> Exercise directions
Leave out the pictures and repeat the rest of the material exactly.

═══ Information supplied ═══

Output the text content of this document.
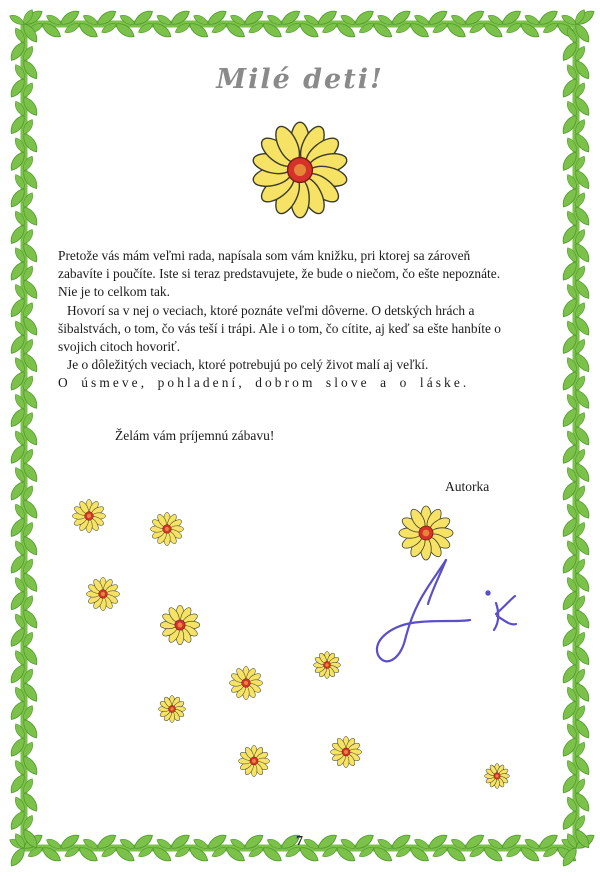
Milé deti!

Pretože vás mám veľmi rada, napísala som vám knižku, pri ktorej sa zároveň zabavíte i poučíte. Iste si teraz predstavujete, že bude o niečom, čo ešte nepoznáte. Nie je to celkom tak.

Hovorí sa v nej o veciach, ktoré poznáte veľmi dôverne. O detských hrách a šibalstvách, o tom, čo vás teší i trápi. Ale i o tom, čo cítite, aj keď sa ešte hanbíte o svojich citoch hovoriť.

Je o dôležitých veciach, ktoré potrebujú po celý život malí aj veľkí.

O úsmeve, pohladení, dobrom slove a o láske.

Želám vám príjemnú zábavu!
Autorka
7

═══

> The completed task
Output the text content of this document.
Milé deti!

Pretože vás mám veľmi rada, napísala som vám knižku, pri ktorej sa zároveň zabavíte i poučíte. Iste si teraz predstavujete, že bude o niečom, čo ešte nepoznáte. Nie je to celkom tak.

Hovorí sa v nej o veciach, ktoré poznáte veľmi dôverne. O detských hrách a šibalstvách, o tom, čo vás teší i trápi. Ale i o tom, čo cítite, aj keď sa ešte hanbíte o svojich citoch hovoriť.

Je o dôležitých veciach, ktoré potrebujú po celý život malí aj veľkí.

O úsmeve, pohladení, dobrom slove a o láske.

Želám vám príjemnú zábavu!
Autorka
7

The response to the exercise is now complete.